**Problem to work on**
Repeat each line word for word.

**Data rows**
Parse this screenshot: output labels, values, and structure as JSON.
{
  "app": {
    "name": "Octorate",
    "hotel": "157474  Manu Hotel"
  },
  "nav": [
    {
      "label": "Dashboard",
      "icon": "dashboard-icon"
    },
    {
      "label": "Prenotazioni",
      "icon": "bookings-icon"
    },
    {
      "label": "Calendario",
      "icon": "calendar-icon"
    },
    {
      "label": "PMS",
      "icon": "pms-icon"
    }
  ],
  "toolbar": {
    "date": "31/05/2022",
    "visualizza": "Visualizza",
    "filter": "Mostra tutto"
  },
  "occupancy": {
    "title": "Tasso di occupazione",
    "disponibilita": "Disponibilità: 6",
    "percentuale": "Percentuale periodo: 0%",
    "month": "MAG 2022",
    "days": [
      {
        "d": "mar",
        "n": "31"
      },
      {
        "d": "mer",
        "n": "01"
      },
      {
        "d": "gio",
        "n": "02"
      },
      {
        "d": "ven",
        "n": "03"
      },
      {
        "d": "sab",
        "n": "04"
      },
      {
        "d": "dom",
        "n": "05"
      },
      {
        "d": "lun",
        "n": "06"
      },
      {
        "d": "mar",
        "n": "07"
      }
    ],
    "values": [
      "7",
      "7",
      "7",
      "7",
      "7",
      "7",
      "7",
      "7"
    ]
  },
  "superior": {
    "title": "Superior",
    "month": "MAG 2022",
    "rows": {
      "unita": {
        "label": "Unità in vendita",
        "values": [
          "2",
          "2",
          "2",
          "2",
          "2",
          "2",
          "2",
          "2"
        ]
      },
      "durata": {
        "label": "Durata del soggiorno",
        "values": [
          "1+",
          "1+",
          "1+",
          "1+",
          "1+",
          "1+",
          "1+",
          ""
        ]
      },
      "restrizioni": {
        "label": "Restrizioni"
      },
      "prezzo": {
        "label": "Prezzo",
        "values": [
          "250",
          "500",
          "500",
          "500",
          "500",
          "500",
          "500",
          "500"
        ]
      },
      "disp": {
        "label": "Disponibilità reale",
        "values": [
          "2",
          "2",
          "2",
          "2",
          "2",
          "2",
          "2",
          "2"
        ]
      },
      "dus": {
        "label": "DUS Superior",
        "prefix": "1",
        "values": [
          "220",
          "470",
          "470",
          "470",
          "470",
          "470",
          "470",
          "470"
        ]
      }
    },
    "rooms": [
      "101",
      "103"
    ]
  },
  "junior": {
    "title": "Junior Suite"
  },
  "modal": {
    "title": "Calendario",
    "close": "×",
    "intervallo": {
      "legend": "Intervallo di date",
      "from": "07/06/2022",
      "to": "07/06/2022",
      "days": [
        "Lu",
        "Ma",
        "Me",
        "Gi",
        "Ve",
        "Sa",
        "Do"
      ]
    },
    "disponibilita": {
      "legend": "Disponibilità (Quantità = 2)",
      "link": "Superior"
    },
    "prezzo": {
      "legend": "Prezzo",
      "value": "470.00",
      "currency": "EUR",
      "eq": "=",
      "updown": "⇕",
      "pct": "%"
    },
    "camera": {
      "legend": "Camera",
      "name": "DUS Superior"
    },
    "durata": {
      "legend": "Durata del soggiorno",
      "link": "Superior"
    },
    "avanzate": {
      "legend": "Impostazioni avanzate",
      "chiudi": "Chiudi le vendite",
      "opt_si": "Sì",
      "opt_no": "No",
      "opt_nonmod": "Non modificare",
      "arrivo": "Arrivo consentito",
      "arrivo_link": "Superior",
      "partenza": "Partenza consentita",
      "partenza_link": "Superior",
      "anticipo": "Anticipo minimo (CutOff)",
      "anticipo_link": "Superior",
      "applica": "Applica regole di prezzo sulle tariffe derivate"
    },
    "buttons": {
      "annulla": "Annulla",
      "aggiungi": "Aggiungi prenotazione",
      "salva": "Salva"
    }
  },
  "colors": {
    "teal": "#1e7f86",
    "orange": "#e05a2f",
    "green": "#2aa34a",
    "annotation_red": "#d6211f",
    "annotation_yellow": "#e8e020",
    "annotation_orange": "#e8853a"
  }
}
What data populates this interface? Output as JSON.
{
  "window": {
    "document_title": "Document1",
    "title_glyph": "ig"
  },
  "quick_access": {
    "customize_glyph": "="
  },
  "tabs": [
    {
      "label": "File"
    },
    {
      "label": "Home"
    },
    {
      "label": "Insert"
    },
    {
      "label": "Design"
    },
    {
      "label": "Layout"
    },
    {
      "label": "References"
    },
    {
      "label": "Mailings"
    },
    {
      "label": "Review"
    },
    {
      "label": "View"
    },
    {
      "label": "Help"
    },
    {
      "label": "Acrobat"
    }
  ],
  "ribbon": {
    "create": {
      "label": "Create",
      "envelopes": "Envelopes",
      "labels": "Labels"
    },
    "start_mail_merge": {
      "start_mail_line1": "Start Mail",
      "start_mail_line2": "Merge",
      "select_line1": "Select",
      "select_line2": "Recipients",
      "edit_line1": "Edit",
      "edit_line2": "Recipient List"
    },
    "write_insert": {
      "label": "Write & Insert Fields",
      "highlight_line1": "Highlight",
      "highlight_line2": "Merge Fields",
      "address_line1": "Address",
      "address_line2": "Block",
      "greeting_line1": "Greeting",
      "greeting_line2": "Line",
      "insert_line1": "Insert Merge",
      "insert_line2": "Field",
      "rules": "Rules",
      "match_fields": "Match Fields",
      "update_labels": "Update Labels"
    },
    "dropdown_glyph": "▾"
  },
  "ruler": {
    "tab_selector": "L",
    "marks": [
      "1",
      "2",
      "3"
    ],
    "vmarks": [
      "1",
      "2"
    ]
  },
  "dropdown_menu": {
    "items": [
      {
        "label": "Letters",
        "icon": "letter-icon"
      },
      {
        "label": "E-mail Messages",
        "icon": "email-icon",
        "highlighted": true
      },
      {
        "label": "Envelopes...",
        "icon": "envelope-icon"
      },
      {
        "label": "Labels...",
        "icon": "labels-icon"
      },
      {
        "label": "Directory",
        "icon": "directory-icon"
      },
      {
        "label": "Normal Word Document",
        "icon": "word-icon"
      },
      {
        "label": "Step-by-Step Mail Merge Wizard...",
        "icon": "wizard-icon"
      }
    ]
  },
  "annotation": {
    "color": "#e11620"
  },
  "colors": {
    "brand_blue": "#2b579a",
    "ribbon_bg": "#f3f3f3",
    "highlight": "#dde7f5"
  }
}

**Reply**
Parse this screenshot: output labels, values, and structure as JSON.
{
  "app": {
    "name": "Octorate",
    "hotel": "157474  Manu Hotel"
  },
  "nav": [
    {
      "label": "Dashboard",
      "icon": "dashboard-icon"
    },
    {
      "label": "Prenotazioni",
      "icon": "bookings-icon"
    },
    {
      "label": "Calendario",
      "icon": "calendar-icon"
    },
    {
      "label": "PMS",
      "icon": "pms-icon"
    }
  ],
  "toolbar": {
    "date": "31/05/2022",
    "visualizza": "Visualizza",
    "filter": "Mostra tutto"
  },
  "occupancy": {
    "title": "Tasso di occupazione",
    "disponibilita": "Disponibilità: 6",
    "percentuale": "Percentuale periodo: 0%",
    "month": "MAG 2022",
    "days": [
      {
        "d": "mar",
        "n": "31"
      },
      {
        "d": "mer",
        "n": "01"
      },
      {
        "d": "gio",
        "n": "02"
      },
      {
        "d": "ven",
        "n": "03"
      },
      {
        "d": "sab",
        "n": "04"
      },
      {
        "d": "dom",
        "n": "05"
      },
      {
        "d": "lun",
        "n": "06"
      },
      {
        "d": "mar",
        "n": "07"
      }
    ],
    "values": [
      "7",
      "7",
      "7",
      "7",
      "7",
      "7",
      "7",
      "7"
    ]
  },
  "superior": {
    "title": "Superior",
    "month": "MAG 2022",
    "rows": {
      "unita": {
        "label": "Unità in vendita",
        "values": [
          "2",
          "2",
          "2",
          "2",
          "2",
          "2",
          "2",
          "2"
        ]
      },
      "durata": {
        "label": "Durata del soggiorno",
        "values": [
          "1+",
          "1+",
          "1+",
          "1+",
          "1+",
          "1+",
          "1+",
          ""
        ]
      },
      "restrizioni": {
        "label": "Restrizioni"
      },
      "prezzo": {
        "label": "Prezzo",
        "values": [
          "250",
          "500",
          "500",
          "500",
          "500",
          "500",
          "500",
          "500"
        ]
      },
      "disp": {
        "label": "Disponibilità reale",
        "values": [
          "2",
          "2",
          "2",
          "2",
          "2",
          "2",
          "2",
          "2"
        ]
      },
      "dus": {
        "label": "DUS Superior",
        "prefix": "1",
        "values": [
          "220",
          "470",
          "470",
          "470",
          "470",
          "470",
          "470",
          "470"
        ]
      }
    },
    "rooms": [
      "101",
      "103"
    ]
  },
  "junior": {
    "title": "Junior Suite"
  },
  "modal": {
    "title": "Calendario",
    "close": "×",
    "intervallo": {
      "legend": "Intervallo di date",
      "from": "07/06/2022",
      "to": "07/06/2022",
      "days": [
        "Lu",
        "Ma",
        "Me",
        "Gi",
        "Ve",
        "Sa",
        "Do"
      ]
    },
    "disponibilita": {
      "legend": "Disponibilità (Quantità = 2)",
      "link": "Superior"
    },
    "prezzo": {
      "legend": "Prezzo",
      "value": "470.00",
      "currency": "EUR",
      "eq": "=",
      "updown": "⇕",
      "pct": "%"
    },
    "camera": {
      "legend": "Camera",
      "name": "DUS Superior"
    },
    "durata": {
      "legend": "Durata del soggiorno",
      "link": "Superior"
    },
    "avanzate": {
      "legend": "Impostazioni avanzate",
      "chiudi": "Chiudi le vendite",
      "opt_si": "Sì",
      "opt_no": "No",
      "opt_nonmod": "Non modificare",
      "arrivo": "Arrivo consentito",
      "arrivo_link": "Superior",
      "partenza": "Partenza consentita",
      "partenza_link": "Superior",
      "anticipo": "Anticipo minimo (CutOff)",
      "anticipo_link": "Superior",
      "applica": "Applica regole di prezzo sulle tariffe derivate"
    },
    "buttons": {
      "annulla": "Annulla",
      "aggiungi": "Aggiungi prenotazione",
      "salva": "Salva"
    }
  },
  "colors": {
    "teal": "#1e7f86",
    "orange": "#e05a2f",
    "green": "#2aa34a",
    "annotation_red": "#d6211f",
    "annotation_yellow": "#e8e020",
    "annotation_orange": "#e8853a"
  }
}
What data populates this interface? Output as JSON.
{
  "window": {
    "document_title": "Document1",
    "title_glyph": "ig"
  },
  "quick_access": {
    "customize_glyph": "="
  },
  "tabs": [
    {
      "label": "File"
    },
    {
      "label": "Home"
    },
    {
      "label": "Insert"
    },
    {
      "label": "Design"
    },
    {
      "label": "Layout"
    },
    {
      "label": "References"
    },
    {
      "label": "Mailings"
    },
    {
      "label": "Review"
    },
    {
      "label": "View"
    },
    {
      "label": "Help"
    },
    {
      "label": "Acrobat"
    }
  ],
  "ribbon": {
    "create": {
      "label": "Create",
      "envelopes": "Envelopes",
      "labels": "Labels"
    },
    "start_mail_merge": {
      "start_mail_line1": "Start Mail",
      "start_mail_line2": "Merge",
      "select_line1": "Select",
      "select_line2": "Recipients",
      "edit_line1": "Edit",
      "edit_line2": "Recipient List"
    },
    "write_insert": {
      "label": "Write & Insert Fields",
      "highlight_line1": "Highlight",
      "highlight_line2": "Merge Fields",
      "address_line1": "Address",
      "address_line2": "Block",
      "greeting_line1": "Greeting",
      "greeting_line2": "Line",
      "insert_line1": "Insert Merge",
      "insert_line2": "Field",
      "rules": "Rules",
      "match_fields": "Match Fields",
      "update_labels": "Update Labels"
    },
    "dropdown_glyph": "▾"
  },
  "ruler": {
    "tab_selector": "L",
    "marks": [
      "1",
      "2",
      "3"
    ],
    "vmarks": [
      "1",
      "2"
    ]
  },
  "dropdown_menu": {
    "items": [
      {
        "label": "Letters",
        "icon": "letter-icon"
      },
      {
        "label": "E-mail Messages",
        "icon": "email-icon",
        "highlighted": true
      },
      {
        "label": "Envelopes...",
        "icon": "envelope-icon"
      },
      {
        "label": "Labels...",
        "icon": "labels-icon"
      },
      {
        "label": "Directory",
        "icon": "directory-icon"
      },
      {
        "label": "Normal Word Document",
        "icon": "word-icon"
      },
      {
        "label": "Step-by-Step Mail Merge Wizard...",
        "icon": "wizard-icon"
      }
    ]
  },
  "annotation": {
    "color": "#e11620"
  },
  "colors": {
    "brand_blue": "#2b579a",
    "ribbon_bg": "#f3f3f3",
    "highlight": "#dde7f5"
  }
}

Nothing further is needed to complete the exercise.